## Material for the task
-=-=-=-=-

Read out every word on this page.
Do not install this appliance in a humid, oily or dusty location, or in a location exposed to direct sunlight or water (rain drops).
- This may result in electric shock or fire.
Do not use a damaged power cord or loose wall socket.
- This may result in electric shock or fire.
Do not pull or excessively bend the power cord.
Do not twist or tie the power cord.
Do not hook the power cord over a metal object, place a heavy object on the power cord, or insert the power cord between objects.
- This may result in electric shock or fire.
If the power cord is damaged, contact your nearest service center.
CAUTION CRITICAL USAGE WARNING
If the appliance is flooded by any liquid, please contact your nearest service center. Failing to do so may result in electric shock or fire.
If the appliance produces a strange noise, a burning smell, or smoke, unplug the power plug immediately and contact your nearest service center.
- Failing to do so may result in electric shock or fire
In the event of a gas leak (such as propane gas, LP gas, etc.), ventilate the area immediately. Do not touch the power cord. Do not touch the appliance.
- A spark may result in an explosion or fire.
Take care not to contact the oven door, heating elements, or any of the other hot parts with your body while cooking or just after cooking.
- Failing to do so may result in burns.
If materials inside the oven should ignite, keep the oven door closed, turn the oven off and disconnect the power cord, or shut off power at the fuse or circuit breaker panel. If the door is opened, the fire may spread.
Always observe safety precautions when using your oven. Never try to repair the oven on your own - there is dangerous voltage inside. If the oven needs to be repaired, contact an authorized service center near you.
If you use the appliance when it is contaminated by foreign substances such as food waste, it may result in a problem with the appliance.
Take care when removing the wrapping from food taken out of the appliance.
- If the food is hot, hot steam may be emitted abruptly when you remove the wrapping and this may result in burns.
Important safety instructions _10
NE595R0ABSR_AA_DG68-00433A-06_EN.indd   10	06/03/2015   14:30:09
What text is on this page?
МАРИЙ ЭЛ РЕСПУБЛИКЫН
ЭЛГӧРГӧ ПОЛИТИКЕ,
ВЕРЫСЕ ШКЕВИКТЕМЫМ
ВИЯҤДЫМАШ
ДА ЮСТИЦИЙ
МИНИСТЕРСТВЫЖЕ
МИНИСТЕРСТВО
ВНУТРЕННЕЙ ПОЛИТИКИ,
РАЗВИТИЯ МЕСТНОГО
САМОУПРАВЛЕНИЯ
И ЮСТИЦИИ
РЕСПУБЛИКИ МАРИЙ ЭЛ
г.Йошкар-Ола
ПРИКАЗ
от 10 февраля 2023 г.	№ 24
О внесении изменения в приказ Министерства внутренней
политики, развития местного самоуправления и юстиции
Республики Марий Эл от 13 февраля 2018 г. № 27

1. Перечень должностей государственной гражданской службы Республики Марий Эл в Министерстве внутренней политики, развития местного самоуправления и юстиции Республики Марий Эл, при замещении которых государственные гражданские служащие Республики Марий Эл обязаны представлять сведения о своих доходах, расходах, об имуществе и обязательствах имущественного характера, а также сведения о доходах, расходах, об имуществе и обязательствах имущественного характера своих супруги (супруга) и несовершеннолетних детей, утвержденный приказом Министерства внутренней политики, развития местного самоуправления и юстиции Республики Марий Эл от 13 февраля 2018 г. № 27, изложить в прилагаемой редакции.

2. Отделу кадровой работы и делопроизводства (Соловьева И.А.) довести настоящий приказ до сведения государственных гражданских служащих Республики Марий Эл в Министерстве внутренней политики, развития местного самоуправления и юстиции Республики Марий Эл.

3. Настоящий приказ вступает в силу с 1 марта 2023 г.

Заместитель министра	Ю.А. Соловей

-=-=-=-=-

## What the task requires
Copy every line of the records above that holds the word "Министерства".

## Exercise response
О внесении изменения в приказ Министерства внутренней
1. Перечень должностей государственной гражданской службы Республики Марий Эл в Министерстве внутренней политики, развития местного самоуправления и юстиции Республики Марий Эл, при замещении которых государственные гражданские служащие Республики Марий Эл обязаны представлять сведения о своих доходах, расходах, об имуществе и обязательствах имущественного характера, а также сведения о доходах, расходах, об имуществе и обязательствах имущественного характера своих супруги (супруга) и несовершеннолетних детей, утвержденный приказом Министерства внутренней политики, развития местного самоуправления и юстиции Республики Марий Эл от 13 февраля 2018 г. № 27, изложить в прилагаемой редакции.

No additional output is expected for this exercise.